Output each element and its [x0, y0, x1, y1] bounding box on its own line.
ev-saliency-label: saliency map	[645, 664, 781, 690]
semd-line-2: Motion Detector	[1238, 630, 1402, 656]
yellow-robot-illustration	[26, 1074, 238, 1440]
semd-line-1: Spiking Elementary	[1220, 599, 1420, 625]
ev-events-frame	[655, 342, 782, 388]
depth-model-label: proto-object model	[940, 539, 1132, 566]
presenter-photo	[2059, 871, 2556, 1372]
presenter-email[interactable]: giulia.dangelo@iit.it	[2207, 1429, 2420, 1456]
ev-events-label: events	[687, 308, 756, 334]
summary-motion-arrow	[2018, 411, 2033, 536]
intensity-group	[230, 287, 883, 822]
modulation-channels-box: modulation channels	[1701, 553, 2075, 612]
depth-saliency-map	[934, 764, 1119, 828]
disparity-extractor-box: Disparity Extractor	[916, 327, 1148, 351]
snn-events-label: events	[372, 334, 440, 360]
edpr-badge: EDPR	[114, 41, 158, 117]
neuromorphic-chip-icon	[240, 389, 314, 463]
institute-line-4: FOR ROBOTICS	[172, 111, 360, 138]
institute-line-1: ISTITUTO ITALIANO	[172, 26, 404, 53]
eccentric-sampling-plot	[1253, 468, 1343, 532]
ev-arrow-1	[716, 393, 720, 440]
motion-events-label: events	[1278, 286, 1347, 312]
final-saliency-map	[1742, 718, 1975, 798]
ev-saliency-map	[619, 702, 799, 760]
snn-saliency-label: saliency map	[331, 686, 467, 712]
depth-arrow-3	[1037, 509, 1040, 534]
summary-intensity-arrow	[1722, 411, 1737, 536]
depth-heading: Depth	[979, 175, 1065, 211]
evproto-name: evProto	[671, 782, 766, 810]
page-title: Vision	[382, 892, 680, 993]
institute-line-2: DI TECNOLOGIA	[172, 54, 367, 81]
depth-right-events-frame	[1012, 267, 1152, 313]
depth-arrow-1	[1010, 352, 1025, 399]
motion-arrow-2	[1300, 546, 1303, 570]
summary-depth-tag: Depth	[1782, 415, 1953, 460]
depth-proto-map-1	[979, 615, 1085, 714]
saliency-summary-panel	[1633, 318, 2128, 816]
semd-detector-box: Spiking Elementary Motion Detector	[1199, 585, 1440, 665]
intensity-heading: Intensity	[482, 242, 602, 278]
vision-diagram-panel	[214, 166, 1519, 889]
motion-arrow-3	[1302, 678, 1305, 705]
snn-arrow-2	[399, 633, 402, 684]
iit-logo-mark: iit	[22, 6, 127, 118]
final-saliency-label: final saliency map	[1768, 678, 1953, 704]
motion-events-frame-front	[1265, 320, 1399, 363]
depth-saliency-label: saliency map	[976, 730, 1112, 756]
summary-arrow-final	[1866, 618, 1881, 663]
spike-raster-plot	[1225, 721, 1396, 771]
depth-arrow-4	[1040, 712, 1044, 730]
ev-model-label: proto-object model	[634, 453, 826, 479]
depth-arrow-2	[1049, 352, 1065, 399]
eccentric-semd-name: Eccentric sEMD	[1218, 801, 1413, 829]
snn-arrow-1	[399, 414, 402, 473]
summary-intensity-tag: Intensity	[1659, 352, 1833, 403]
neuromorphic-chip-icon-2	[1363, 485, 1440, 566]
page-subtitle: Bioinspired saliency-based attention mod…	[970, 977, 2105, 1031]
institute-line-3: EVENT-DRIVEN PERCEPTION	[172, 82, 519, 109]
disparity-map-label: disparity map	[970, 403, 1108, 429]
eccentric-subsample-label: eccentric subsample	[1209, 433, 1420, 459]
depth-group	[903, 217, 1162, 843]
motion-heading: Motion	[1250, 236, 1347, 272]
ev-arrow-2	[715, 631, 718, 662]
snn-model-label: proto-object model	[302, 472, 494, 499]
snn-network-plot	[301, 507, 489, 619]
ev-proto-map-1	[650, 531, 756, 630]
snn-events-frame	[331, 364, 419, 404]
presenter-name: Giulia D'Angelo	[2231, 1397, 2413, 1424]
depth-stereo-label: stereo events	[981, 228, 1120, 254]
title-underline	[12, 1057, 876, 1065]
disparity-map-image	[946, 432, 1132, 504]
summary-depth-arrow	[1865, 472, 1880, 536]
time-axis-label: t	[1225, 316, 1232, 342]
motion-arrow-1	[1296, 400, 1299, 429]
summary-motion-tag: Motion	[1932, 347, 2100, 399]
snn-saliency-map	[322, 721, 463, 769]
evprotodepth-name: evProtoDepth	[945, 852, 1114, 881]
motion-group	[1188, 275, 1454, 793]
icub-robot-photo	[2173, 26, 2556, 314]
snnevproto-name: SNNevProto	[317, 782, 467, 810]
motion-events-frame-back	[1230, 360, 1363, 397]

## The task
Rewrite every line of the records above as a numbered list, leaving out any blank lines.

## Reply
1. Output each element and its [x0, y0, x1, y1] bounding box on its own line.
2. ev-saliency-label: saliency map	[645, 664, 781, 690]
3. semd-line-2: Motion Detector	[1238, 630, 1402, 656]
4. yellow-robot-illustration	[26, 1074, 238, 1440]
5. semd-line-1: Spiking Elementary	[1220, 599, 1420, 625]
6. ev-events-frame	[655, 342, 782, 388]
7. depth-model-label: proto-object model	[940, 539, 1132, 566]
8. presenter-photo	[2059, 871, 2556, 1372]
9. presenter-email[interactable]: giulia.dangelo@iit.it	[2207, 1429, 2420, 1456]
10. ev-events-label: events	[687, 308, 756, 334]
11. summary-motion-arrow	[2018, 411, 2033, 536]
12. intensity-group	[230, 287, 883, 822]
13. modulation-channels-box: modulation channels	[1701, 553, 2075, 612]
14. depth-saliency-map	[934, 764, 1119, 828]
15. disparity-extractor-box: Disparity Extractor	[916, 327, 1148, 351]
16. snn-events-label: events	[372, 334, 440, 360]
17. edpr-badge: EDPR	[114, 41, 158, 117]
18. neuromorphic-chip-icon	[240, 389, 314, 463]
19. institute-line-4: FOR ROBOTICS	[172, 111, 360, 138]
20. institute-line-1: ISTITUTO ITALIANO	[172, 26, 404, 53]
21. eccentric-sampling-plot	[1253, 468, 1343, 532]
22. ev-arrow-1	[716, 393, 720, 440]
23. motion-events-label: events	[1278, 286, 1347, 312]
24. final-saliency-map	[1742, 718, 1975, 798]
25. ev-saliency-map	[619, 702, 799, 760]
26. snn-saliency-label: saliency map	[331, 686, 467, 712]
27. depth-arrow-3	[1037, 509, 1040, 534]
28. summary-intensity-arrow	[1722, 411, 1737, 536]
29. depth-heading: Depth	[979, 175, 1065, 211]
30. evproto-name: evProto	[671, 782, 766, 810]
31. page-title: Vision	[382, 892, 680, 993]
32. institute-line-2: DI TECNOLOGIA	[172, 54, 367, 81]
33. depth-right-events-frame	[1012, 267, 1152, 313]
34. depth-arrow-1	[1010, 352, 1025, 399]
35. motion-arrow-2	[1300, 546, 1303, 570]
36. summary-depth-tag: Depth	[1782, 415, 1953, 460]
37. depth-proto-map-1	[979, 615, 1085, 714]
38. saliency-summary-panel	[1633, 318, 2128, 816]
39. semd-detector-box: Spiking Elementary Motion Detector	[1199, 585, 1440, 665]
40. intensity-heading: Intensity	[482, 242, 602, 278]
41. vision-diagram-panel	[214, 166, 1519, 889]
42. motion-arrow-3	[1302, 678, 1305, 705]
43. snn-arrow-2	[399, 633, 402, 684]
44. iit-logo-mark: iit	[22, 6, 127, 118]
45. final-saliency-label: final saliency map	[1768, 678, 1953, 704]
46. motion-events-frame-front	[1265, 320, 1399, 363]
47. depth-saliency-label: saliency map	[976, 730, 1112, 756]
48. summary-arrow-final	[1866, 618, 1881, 663]
49. spike-raster-plot	[1225, 721, 1396, 771]
50. depth-arrow-4	[1040, 712, 1044, 730]
51. ev-model-label: proto-object model	[634, 453, 826, 479]
52. depth-arrow-2	[1049, 352, 1065, 399]
53. eccentric-semd-name: Eccentric sEMD	[1218, 801, 1413, 829]
54. snn-arrow-1	[399, 414, 402, 473]
55. summary-intensity-tag: Intensity	[1659, 352, 1833, 403]
56. neuromorphic-chip-icon-2	[1363, 485, 1440, 566]
57. page-subtitle: Bioinspired saliency-based attention mod…	[970, 977, 2105, 1031]
58. institute-line-3: EVENT-DRIVEN PERCEPTION	[172, 82, 519, 109]
59. disparity-map-label: disparity map	[970, 403, 1108, 429]
60. eccentric-subsample-label: eccentric subsample	[1209, 433, 1420, 459]
61. depth-group	[903, 217, 1162, 843]
62. motion-heading: Motion	[1250, 236, 1347, 272]
63. ev-arrow-2	[715, 631, 718, 662]
64. snn-model-label: proto-object model	[302, 472, 494, 499]
65. snn-network-plot	[301, 507, 489, 619]
66. ev-proto-map-1	[650, 531, 756, 630]
67. snn-events-frame	[331, 364, 419, 404]
68. presenter-name: Giulia D'Angelo	[2231, 1397, 2413, 1424]
69. depth-stereo-label: stereo events	[981, 228, 1120, 254]
70. title-underline	[12, 1057, 876, 1065]
71. disparity-map-image	[946, 432, 1132, 504]
72. summary-depth-arrow	[1865, 472, 1880, 536]
73. time-axis-label: t	[1225, 316, 1232, 342]
74. motion-arrow-1	[1296, 400, 1299, 429]
75. summary-motion-tag: Motion	[1932, 347, 2100, 399]
76. snn-saliency-map	[322, 721, 463, 769]
77. evprotodepth-name: evProtoDepth	[945, 852, 1114, 881]
78. motion-group	[1188, 275, 1454, 793]
79. icub-robot-photo	[2173, 26, 2556, 314]
80. snnevproto-name: SNNevProto	[317, 782, 467, 810]
81. motion-events-frame-back	[1230, 360, 1363, 397]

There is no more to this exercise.